*** PASSAGE SHOWN ***

Some of these scans gauged aspects of brain structure, for instance the size of a particular region. Others used a method called functional MRI (fMRI) — the measurement of brain activity while people do a task, such as memory recall, or while at rest — to reveal how brain regions communicate.

The researchers then used subsets drawn from these large databases to simulate billions of smaller studies. These analyses looked for associations between MRI scans and various cognitive, behavioural and demographic traits, in samples ranging from 25 people to more than 32,000.

In simulated studies involving thousands of people, the researchers identified reliable correlations between brain structure and activity in particular regions and different behavioural traits — associations that they could replicate in different subsets of the data. However, these links tended to be much weaker than those typically reported by most other studies.

Researchers measure correlation strength using a metric called r, for which a value of 1 means a perfect correlation and 0 none at all. The strongest reliable correlations Marek and Dosenbach’s team found had an r of 0.16, and the median was 0.01. In published studies, r values above 0.2 are not uncommon.

To understand this disconnect, the researchers simulated smaller studies and found that these identified much stronger associations, with high r values, but also that these findings did not replicate in other samples, large or small. Even associations identified in a study of 2,000 participants — large by current standards — had only a 25% chance of being replicated. More typical studies, with 500 or fewer participants, produced reliable associations around just 5% of the time.

*** End of PASSAGE SHOWN ***

WORK REQUEST 1: In the passage on brain-imaging studies, what was the median r value among the reliable correlations that Marek and Dosenbach's team found?
WORK REQUEST 2: Copy from the brain-imaging passage word for word, beginning with "Researchers measure correlation" and stopping after "of the time.".
WORK REQUEST 3: Write what comes next in the passage on brain-imaging replication, picking up after its final sentence.

*** DATA FOR REVIEW ***

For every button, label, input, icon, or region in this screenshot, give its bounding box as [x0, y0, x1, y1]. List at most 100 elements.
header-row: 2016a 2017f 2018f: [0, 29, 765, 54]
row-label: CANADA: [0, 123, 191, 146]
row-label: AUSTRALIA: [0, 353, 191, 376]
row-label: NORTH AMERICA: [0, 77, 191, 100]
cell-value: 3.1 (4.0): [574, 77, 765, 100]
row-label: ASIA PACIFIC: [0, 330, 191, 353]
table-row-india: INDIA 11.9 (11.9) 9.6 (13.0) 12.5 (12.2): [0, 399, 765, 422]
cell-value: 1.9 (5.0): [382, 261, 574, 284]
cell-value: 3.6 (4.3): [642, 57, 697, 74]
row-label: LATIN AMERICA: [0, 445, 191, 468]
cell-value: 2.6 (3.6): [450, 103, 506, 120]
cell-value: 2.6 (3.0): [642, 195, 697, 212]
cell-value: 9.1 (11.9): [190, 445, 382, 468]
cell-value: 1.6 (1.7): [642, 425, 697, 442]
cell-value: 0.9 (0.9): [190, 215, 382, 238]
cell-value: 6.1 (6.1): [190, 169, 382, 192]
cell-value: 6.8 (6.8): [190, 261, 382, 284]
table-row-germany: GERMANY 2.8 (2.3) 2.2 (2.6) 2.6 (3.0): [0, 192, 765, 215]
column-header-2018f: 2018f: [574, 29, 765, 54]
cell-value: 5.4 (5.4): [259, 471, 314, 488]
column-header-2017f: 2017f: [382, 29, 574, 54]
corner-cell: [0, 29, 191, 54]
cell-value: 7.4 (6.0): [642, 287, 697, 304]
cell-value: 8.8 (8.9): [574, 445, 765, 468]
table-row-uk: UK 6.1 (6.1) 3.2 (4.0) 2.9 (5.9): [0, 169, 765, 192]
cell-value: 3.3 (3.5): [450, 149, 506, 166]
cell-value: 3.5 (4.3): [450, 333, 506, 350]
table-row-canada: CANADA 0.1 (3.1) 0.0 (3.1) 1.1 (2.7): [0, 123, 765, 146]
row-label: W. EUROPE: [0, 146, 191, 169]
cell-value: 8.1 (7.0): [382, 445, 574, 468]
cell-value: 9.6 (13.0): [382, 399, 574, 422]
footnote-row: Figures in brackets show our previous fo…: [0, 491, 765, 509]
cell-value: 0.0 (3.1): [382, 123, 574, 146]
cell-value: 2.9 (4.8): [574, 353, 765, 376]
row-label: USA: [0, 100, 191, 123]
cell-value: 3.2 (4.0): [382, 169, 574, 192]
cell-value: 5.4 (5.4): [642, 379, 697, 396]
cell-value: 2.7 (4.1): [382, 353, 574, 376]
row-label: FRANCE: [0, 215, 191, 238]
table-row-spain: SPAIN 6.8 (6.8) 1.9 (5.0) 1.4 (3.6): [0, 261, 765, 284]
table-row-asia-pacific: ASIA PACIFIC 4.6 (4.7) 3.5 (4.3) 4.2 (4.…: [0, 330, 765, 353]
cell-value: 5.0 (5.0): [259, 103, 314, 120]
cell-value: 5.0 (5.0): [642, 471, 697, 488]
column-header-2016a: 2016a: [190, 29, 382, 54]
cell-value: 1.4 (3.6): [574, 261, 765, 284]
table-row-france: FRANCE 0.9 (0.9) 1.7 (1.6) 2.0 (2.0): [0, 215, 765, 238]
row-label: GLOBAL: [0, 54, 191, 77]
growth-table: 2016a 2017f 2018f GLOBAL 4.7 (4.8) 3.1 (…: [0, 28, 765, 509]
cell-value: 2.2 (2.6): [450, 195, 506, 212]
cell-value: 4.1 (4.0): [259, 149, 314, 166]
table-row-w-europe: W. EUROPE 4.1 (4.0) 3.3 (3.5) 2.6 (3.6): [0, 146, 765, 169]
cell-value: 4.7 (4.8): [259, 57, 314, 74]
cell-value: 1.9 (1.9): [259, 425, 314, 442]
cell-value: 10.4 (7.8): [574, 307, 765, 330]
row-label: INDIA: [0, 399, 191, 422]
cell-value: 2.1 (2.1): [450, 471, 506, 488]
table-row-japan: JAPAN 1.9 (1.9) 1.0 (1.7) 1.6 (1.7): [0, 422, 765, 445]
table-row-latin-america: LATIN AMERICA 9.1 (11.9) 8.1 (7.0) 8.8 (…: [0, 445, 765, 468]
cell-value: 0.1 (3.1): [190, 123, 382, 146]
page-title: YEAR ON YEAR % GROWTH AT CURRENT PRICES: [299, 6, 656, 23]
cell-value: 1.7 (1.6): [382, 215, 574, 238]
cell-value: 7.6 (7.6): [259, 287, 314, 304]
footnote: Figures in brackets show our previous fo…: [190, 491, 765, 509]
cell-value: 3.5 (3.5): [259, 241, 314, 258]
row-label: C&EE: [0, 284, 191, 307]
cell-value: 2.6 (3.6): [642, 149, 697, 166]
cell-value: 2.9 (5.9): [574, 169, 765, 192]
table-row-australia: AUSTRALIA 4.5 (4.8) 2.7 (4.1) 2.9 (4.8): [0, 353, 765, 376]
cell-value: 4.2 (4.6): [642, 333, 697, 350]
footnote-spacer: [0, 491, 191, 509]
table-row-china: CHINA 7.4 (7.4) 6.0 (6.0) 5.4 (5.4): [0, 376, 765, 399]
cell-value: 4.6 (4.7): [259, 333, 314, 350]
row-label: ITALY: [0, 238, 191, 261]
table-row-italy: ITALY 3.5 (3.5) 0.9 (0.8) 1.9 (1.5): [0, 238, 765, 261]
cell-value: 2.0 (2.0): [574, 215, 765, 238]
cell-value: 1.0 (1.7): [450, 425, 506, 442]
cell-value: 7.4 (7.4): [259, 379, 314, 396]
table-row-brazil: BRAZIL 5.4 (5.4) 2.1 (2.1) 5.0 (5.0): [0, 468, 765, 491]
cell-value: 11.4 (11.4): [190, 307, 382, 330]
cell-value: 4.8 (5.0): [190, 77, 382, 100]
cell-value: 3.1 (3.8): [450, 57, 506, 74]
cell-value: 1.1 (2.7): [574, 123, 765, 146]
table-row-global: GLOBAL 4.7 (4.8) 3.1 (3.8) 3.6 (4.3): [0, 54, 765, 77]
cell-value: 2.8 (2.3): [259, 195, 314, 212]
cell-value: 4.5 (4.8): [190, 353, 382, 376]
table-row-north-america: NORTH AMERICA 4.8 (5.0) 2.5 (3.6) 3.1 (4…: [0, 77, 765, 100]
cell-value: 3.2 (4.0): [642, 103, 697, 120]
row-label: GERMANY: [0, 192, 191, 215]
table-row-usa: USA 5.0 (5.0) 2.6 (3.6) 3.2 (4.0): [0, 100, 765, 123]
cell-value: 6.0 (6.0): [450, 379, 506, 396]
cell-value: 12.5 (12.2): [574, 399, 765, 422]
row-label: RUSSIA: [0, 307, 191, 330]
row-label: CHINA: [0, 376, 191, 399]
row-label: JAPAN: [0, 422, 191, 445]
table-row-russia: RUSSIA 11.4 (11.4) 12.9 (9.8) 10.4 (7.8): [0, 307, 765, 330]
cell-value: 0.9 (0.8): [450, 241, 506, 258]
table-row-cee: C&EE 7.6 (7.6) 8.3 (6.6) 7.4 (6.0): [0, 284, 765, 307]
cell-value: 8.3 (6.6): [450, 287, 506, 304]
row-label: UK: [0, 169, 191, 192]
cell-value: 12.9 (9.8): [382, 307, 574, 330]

*** End of DATA FOR REVIEW ***

RESPONSE 1: The median r value was 0.01.

RESPONSE 2:
Researchers measure correlation strength using a metric called r, for which a value of 1 means a perfect correlation and 0 none at all. The strongest reliable correlations Marek and Dosenbach’s team found had an r of 0.16, and the median was 0.01. In published studies, r values above 0.2 are not uncommon.

To understand this disconnect, the researchers simulated smaller studies and found that these identified much stronger associations, with high r values, but also that these findings did not replicate in other samples, large or small. Even associations identified in a study of 2,000 participants — large by current standards — had only a 25% chance of being replicated. More typical studies, with 500 or fewer participants, produced reliable associations around just 5% of the time.

RESPONSE 3:
Even larger studies

The study did not attempt to replicate other published brain-wide association studies. But it suggests that high r values common in the literature are almost certainly a fluke, and not likely to be replicated. Factors that hinder reproducibility in other fields, such as the tendency to publish only statistically significant results with large effect sizes, means that these spurious brain–behaviour associations fill the literature, says Dosenbach. “People are only publishing things that have a strong enough effect size. You can find those, but those are the ones that are most wrong.”

To make such studies more reliable, brain-imaging studies need to get much bigger, Marek, Dosenbach and their colleagues argue. They point out that genetics research was plagued by false positives until researchers, and their funders, started looking for associations in very large numbers of people. The largest genome-wide association studies (GWAS) now involve millions of participants. The team coined the term brain-wide association study, or BWAS, to draw parallels with genetics.

For brain imaging, Marek says, “I don’t know if we need hundreds of thousands or millions. But thousands is a safe bet.”

“What the Marek paper suggests is that a lot of the time, if you don’t have these really large samples, you are most likely wrong or lucky in finding a good brain–behaviour correlation,” says Caterina Gratton, a cognitive neuroscientist at Northwestern University in Evanston, Illinois. The paper appeared as a preprint in 2020, and Gratton says she has sat on grant-review panels that have cited it when raising scepticism over relatively small BWAS studies. “This is an important paper for the field,” she adds.

But some researchers argue that smaller BWAS studies still have value. Peter Bandettini, a neuroscientist at the National Institute of Mental Health in Bethesda, Maryland, says that studies such as the ones Marek’s team simulated looked for correlations between crude measurements of behaviour or mental health (self-reported surveys, for example) and brain scans whose conditions might vary from participant to participant, diluting bona fide associations.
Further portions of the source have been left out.